- _Work to be completed_
Check every line below for the word "type" and copy each one that has it.

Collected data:
━━━━━━━━━━━━━━━━

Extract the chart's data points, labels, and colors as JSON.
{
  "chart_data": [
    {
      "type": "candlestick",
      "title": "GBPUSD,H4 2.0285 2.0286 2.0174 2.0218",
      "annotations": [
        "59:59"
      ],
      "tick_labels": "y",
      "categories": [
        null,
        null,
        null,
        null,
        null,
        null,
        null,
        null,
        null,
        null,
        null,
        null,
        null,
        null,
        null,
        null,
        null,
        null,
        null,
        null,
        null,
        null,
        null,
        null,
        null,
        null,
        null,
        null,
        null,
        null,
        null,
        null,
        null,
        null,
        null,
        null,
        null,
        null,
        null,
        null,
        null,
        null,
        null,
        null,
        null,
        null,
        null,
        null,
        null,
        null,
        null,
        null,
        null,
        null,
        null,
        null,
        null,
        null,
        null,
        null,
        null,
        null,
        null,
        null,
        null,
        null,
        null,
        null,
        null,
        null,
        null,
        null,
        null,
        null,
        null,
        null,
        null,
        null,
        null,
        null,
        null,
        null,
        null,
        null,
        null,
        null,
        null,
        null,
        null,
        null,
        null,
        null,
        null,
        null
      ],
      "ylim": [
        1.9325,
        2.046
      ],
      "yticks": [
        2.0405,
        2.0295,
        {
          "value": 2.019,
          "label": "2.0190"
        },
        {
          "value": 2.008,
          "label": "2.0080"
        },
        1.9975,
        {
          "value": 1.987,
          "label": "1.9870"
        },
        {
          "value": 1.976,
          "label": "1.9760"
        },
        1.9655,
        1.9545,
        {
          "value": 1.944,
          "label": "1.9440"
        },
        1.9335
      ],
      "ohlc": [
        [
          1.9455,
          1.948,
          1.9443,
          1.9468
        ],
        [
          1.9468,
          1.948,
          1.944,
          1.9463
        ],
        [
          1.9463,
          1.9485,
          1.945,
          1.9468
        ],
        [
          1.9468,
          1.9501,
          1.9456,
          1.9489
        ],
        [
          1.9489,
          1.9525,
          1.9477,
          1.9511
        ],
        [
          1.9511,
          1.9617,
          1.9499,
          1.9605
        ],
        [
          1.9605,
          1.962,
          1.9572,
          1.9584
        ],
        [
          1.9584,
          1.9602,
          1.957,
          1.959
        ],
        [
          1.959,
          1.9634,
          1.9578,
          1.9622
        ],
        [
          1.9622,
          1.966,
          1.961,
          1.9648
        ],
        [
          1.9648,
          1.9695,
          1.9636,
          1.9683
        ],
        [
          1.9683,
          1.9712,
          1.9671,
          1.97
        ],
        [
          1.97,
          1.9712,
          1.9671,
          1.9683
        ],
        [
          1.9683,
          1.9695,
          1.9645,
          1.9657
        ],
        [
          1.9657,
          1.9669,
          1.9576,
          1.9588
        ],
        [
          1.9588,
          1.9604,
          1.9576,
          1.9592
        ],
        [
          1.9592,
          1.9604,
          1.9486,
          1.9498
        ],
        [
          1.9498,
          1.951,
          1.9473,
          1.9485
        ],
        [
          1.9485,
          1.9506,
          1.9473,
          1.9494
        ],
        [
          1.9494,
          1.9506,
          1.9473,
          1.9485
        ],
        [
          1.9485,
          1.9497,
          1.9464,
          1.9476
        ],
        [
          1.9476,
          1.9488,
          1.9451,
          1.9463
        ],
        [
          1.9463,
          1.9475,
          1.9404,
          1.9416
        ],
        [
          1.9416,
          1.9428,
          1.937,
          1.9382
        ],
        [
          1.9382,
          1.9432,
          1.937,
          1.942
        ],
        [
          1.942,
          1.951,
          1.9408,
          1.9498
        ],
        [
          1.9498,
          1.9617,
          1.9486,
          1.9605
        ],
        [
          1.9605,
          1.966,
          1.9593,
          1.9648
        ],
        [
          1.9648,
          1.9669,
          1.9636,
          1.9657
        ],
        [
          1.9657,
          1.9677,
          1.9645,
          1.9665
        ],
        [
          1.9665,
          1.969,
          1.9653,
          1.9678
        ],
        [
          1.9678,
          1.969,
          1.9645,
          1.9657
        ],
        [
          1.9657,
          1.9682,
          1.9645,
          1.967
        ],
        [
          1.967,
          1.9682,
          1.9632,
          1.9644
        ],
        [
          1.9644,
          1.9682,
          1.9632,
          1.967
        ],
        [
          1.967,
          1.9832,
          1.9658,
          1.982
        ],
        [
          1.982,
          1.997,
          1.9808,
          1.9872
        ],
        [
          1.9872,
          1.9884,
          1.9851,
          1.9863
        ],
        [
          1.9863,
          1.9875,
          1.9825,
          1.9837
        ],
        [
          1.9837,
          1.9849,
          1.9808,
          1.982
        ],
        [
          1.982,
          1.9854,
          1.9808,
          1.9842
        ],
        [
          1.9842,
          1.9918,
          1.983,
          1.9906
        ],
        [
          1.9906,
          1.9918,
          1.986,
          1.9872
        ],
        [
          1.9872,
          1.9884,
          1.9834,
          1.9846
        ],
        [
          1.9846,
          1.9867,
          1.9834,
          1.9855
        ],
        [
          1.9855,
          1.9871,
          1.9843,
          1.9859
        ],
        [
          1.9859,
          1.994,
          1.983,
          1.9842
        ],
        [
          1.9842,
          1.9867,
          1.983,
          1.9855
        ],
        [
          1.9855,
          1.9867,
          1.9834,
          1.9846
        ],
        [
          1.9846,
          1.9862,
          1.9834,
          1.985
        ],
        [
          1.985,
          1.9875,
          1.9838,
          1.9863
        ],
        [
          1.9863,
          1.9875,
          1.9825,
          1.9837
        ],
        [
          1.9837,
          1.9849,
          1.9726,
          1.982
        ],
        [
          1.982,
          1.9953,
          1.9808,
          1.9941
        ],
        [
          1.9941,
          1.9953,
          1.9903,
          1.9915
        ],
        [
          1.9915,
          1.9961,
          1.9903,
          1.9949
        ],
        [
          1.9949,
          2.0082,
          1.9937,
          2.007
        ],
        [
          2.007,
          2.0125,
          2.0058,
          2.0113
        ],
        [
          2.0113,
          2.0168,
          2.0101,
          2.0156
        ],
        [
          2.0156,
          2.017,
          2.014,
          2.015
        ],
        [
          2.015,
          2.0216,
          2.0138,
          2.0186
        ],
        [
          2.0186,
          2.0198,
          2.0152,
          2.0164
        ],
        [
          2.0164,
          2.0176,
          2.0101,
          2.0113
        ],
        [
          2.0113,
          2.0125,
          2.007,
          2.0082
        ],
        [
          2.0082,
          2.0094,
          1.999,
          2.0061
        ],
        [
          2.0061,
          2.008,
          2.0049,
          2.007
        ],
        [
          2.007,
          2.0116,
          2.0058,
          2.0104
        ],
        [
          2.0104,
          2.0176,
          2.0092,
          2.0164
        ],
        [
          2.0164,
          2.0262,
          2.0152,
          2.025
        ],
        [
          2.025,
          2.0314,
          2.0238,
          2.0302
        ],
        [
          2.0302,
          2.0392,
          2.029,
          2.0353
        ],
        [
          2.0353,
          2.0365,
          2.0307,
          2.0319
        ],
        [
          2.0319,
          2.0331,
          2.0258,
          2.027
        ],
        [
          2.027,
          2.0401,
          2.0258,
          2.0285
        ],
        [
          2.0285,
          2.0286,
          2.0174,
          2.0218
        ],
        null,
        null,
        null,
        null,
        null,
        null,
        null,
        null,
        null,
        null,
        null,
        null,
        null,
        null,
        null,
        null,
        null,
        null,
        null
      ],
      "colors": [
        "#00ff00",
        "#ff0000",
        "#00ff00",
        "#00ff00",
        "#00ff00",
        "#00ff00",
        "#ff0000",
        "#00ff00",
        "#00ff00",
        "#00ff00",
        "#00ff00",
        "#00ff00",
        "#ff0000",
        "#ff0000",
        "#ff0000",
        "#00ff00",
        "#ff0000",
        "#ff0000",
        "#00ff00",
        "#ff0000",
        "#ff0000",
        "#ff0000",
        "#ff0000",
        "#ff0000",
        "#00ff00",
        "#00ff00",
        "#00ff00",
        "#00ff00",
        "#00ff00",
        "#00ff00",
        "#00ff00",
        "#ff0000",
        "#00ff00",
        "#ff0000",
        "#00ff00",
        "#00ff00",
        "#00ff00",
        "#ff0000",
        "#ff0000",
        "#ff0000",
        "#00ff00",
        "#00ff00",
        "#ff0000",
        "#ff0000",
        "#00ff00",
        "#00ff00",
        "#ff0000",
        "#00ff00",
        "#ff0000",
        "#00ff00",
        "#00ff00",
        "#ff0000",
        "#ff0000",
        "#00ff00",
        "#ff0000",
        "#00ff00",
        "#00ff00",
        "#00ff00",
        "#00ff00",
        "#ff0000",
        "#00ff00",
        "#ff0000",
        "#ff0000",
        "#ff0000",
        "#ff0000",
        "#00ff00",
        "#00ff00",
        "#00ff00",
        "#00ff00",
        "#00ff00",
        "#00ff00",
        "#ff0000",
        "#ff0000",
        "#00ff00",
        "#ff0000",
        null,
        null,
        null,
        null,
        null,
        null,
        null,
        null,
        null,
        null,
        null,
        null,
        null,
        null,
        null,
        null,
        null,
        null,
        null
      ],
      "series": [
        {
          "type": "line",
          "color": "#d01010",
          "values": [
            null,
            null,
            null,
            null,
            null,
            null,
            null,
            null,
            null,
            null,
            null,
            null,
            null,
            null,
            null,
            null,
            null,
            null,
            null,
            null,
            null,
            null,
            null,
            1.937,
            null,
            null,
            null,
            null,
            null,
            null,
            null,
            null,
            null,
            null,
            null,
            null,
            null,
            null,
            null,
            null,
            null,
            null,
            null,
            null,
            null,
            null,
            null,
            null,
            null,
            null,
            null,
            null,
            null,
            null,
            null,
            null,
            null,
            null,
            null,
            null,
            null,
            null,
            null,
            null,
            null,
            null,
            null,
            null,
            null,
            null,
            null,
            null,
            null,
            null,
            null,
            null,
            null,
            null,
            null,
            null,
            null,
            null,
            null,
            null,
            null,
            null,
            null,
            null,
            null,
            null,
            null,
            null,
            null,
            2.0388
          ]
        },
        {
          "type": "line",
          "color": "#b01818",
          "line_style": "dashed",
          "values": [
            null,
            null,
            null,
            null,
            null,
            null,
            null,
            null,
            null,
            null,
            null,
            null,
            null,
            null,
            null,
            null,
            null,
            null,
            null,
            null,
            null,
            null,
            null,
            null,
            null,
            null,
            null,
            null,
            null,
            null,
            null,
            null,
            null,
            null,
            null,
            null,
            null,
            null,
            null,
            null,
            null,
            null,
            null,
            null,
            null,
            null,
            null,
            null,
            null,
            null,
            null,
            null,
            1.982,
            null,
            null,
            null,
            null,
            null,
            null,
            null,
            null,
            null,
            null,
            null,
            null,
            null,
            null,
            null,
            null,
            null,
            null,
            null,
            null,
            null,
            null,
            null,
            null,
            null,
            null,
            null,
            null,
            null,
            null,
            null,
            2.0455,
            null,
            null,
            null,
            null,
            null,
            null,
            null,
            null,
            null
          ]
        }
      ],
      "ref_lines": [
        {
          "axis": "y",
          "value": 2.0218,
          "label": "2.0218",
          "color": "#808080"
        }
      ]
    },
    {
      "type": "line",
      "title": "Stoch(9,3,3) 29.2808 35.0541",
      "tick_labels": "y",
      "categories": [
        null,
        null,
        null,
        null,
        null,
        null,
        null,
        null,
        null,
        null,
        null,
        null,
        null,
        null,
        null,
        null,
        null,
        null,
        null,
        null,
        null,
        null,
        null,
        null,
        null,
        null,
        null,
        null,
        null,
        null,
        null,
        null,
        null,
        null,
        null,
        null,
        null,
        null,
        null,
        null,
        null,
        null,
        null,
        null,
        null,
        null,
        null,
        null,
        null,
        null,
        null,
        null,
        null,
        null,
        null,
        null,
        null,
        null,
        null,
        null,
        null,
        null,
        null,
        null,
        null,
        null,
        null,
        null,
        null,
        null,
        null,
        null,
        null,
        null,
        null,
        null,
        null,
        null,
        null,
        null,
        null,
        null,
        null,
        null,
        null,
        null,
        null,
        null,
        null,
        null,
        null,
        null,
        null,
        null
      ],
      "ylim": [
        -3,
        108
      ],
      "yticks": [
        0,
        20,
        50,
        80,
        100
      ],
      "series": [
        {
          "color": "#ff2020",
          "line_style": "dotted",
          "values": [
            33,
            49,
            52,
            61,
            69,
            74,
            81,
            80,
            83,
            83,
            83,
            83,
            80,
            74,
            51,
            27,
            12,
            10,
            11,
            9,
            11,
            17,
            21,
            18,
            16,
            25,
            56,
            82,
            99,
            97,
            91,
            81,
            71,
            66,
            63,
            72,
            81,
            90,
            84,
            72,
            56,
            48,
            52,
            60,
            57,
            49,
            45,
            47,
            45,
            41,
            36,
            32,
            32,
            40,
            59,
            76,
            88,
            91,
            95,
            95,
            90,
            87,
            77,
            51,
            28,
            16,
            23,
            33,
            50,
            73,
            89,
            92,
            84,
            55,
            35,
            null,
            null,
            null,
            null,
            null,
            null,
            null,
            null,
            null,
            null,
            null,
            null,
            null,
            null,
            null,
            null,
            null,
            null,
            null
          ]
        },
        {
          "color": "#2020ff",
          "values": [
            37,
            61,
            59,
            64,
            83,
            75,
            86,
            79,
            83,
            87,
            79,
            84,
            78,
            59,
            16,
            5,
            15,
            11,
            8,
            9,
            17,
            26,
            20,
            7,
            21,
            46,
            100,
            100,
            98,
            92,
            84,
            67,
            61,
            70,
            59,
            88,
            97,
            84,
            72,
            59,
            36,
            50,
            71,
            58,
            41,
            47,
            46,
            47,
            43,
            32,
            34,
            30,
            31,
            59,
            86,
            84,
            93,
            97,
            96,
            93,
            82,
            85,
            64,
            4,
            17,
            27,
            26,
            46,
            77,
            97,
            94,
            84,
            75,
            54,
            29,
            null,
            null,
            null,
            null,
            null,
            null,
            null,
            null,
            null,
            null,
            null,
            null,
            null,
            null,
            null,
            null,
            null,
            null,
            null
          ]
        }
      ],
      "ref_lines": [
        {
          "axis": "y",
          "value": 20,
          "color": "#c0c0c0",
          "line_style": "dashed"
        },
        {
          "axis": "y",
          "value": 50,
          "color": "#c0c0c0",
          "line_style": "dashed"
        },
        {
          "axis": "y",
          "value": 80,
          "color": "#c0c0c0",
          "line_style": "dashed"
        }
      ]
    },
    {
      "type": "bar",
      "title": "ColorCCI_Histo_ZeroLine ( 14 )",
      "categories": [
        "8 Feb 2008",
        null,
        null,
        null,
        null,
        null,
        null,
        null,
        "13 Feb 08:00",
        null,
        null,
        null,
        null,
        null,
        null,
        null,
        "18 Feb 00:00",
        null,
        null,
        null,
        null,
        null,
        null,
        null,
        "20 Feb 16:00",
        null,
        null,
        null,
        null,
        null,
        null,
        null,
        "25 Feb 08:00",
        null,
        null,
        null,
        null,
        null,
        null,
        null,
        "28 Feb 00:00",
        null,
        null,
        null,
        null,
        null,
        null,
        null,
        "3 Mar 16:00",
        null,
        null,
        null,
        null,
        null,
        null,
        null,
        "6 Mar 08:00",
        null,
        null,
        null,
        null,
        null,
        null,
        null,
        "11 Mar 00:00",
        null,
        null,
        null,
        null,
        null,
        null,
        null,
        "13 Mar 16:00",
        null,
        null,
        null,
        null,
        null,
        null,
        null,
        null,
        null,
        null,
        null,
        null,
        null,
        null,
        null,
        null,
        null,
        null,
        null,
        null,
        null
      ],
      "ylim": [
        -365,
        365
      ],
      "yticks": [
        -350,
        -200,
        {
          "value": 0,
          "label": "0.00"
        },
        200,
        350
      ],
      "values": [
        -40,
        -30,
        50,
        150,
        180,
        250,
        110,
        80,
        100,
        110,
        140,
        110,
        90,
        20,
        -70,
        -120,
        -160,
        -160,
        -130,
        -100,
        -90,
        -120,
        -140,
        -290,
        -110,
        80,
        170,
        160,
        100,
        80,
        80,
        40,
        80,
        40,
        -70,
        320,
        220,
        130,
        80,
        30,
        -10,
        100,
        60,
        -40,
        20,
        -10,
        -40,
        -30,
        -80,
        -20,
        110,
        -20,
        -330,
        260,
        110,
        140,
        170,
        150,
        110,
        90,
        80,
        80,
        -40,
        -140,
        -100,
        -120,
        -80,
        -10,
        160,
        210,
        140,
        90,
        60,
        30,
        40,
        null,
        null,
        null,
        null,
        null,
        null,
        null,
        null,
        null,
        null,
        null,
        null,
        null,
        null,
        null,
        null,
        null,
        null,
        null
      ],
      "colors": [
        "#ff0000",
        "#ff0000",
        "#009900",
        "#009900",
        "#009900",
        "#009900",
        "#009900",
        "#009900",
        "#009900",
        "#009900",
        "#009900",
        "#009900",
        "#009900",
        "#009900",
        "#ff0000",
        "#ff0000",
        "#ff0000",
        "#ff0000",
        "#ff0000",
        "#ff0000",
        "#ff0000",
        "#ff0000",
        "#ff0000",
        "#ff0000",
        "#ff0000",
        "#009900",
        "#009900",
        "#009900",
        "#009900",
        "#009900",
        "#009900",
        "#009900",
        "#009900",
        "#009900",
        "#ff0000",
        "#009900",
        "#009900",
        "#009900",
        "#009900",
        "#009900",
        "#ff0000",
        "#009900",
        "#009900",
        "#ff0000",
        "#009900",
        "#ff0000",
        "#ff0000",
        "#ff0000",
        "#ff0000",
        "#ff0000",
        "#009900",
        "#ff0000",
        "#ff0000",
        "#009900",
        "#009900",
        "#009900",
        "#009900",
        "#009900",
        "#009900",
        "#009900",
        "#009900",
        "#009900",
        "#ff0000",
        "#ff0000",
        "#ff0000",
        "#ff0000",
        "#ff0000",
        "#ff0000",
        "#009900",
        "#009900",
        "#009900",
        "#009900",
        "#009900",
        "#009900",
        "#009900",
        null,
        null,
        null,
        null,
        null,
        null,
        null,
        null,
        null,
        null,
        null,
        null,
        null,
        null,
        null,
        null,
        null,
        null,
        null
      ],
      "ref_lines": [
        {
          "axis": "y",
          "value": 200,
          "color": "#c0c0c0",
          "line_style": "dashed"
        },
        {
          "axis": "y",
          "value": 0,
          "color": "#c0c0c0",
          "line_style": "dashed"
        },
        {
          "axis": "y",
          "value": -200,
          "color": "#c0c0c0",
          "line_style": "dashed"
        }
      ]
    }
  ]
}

━━━━━━━━━━━━━━━━

- _Written answer_
      "type": "candlestick",
          "type": "line",
          "type": "line",
      "type": "line",
      "type": "bar",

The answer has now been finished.